(Excerpts from a transcription dataset)
+---+

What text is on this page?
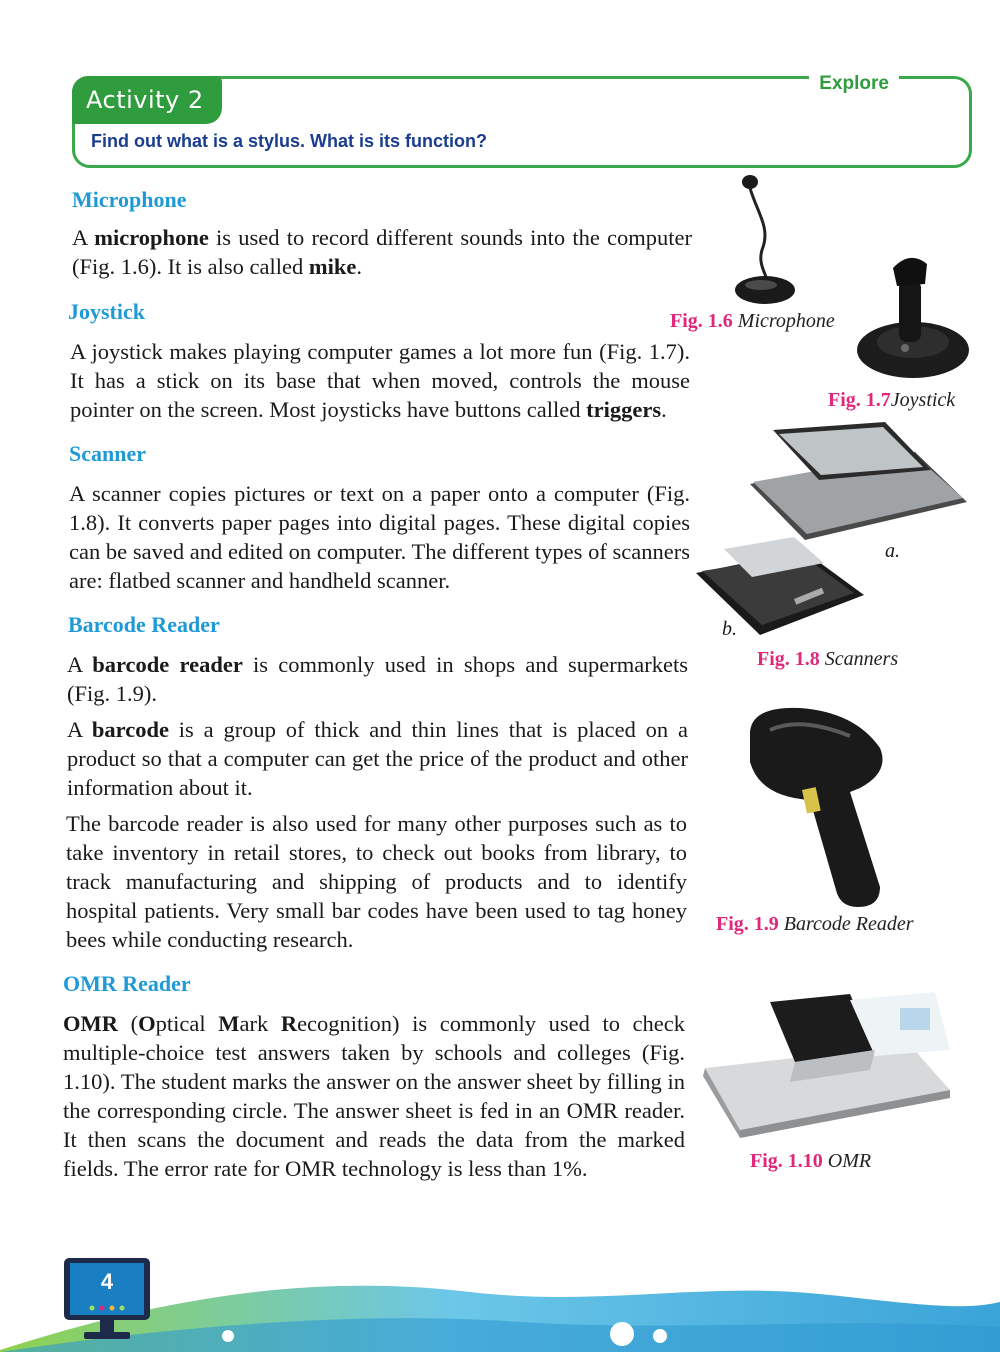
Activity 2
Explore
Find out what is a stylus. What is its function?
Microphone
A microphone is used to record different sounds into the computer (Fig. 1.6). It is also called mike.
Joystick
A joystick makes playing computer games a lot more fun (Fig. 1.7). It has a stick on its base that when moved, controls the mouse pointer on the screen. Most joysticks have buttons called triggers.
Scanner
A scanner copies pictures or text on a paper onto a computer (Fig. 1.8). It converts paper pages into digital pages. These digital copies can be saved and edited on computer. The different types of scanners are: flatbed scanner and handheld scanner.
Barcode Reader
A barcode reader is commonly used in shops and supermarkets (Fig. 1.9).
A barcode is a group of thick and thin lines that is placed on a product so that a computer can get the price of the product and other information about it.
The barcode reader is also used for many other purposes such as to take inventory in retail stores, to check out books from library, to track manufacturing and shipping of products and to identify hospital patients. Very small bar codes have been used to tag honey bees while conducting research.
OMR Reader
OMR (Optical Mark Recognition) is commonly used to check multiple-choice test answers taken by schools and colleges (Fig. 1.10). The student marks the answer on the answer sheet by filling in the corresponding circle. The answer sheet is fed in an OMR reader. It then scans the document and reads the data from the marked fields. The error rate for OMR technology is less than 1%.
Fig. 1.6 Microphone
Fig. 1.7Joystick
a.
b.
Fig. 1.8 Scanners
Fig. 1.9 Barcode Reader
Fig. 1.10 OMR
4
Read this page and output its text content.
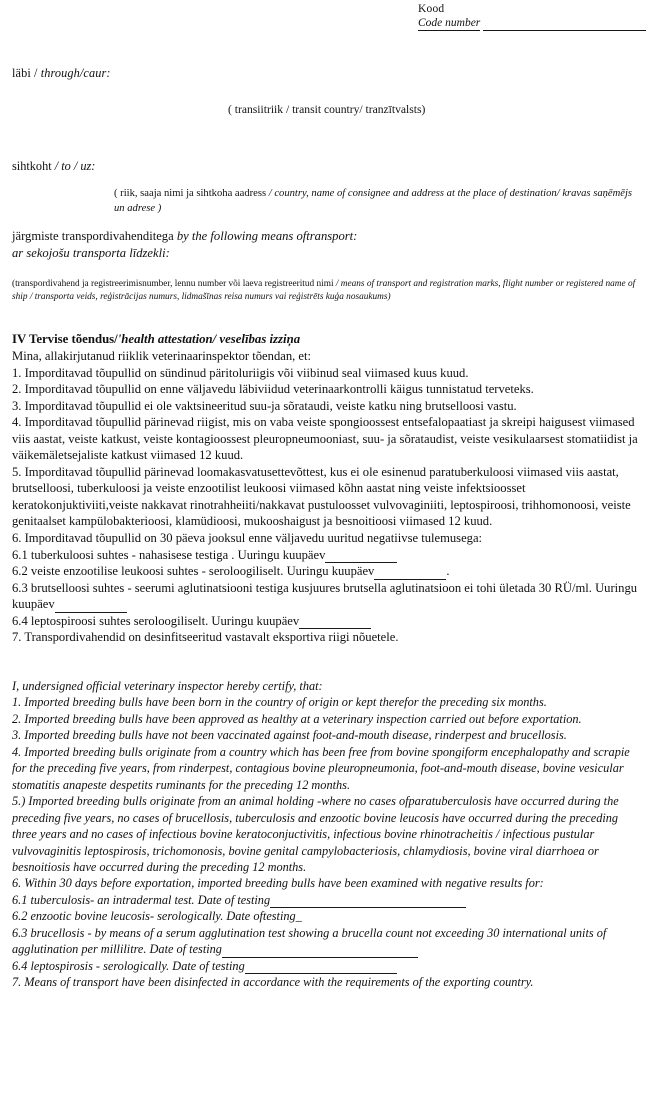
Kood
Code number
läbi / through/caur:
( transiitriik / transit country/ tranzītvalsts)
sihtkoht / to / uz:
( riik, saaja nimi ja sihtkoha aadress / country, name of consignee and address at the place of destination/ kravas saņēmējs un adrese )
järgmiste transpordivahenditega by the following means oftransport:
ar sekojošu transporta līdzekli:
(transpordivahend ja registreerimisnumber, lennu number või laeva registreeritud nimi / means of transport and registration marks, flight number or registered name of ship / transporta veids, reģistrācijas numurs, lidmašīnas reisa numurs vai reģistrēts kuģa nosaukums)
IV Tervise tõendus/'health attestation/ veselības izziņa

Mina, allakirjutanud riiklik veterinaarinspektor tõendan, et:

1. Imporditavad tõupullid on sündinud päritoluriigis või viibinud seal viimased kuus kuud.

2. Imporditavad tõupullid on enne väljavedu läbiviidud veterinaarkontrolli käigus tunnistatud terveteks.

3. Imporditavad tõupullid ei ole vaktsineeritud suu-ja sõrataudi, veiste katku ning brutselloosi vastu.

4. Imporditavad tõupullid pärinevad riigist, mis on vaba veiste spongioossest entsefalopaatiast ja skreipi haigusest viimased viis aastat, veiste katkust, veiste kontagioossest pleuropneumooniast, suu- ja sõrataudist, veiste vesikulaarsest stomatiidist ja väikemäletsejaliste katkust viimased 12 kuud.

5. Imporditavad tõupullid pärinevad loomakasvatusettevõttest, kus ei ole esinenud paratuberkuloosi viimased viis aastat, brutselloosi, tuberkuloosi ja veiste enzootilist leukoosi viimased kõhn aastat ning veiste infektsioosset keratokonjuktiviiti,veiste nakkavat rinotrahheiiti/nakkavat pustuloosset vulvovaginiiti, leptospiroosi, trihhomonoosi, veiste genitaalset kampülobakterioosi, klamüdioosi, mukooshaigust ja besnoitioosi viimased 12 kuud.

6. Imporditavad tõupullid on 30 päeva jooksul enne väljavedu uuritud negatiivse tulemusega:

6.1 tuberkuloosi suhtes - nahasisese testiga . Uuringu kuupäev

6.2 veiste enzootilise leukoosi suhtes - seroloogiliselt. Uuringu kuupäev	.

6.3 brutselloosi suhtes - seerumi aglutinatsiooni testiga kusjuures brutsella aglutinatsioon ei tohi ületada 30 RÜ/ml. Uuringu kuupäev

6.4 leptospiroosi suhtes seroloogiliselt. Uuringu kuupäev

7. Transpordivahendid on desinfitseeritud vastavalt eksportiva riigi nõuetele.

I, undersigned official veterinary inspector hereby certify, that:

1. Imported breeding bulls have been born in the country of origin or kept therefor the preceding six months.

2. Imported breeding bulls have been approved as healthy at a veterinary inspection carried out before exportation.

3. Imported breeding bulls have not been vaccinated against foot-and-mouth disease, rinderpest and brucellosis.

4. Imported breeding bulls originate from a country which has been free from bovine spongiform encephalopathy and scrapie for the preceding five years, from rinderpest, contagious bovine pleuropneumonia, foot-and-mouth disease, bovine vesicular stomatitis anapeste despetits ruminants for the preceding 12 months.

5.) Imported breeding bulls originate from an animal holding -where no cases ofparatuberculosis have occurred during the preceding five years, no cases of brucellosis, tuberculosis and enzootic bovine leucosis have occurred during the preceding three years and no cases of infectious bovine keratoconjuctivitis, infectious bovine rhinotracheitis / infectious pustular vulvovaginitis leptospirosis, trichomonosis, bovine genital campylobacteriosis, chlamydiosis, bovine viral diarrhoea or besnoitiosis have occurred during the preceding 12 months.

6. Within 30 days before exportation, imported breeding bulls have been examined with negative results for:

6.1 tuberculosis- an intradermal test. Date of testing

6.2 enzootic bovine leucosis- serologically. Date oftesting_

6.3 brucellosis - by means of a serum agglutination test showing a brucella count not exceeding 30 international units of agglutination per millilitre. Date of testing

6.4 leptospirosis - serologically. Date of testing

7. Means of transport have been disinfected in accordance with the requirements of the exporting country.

+---+

(Assignment) From the records above, pull every line that carries the word "ning".

(Your solution)
3. Imporditavad tõupullid ei ole vaktsineeritud suu-ja sõrataudi, veiste katku ning brutselloosi vastu.
5. Imporditavad tõupullid pärinevad loomakasvatusettevõttest, kus ei ole esinenud paratuberkuloosi viimased viis aastat, brutselloosi, tuberkuloosi ja veiste enzootilist leukoosi viimased kõhn aastat ning veiste infektsioosset keratokonjuktiviiti,veiste nakkavat rinotrahheiiti/nakkavat pustuloosset vulvovaginiiti, leptospiroosi, trihhomonoosi, veiste genitaalset kampülobakterioosi, klamüdioosi, mukooshaigust ja besnoitioosi viimased 12 kuud.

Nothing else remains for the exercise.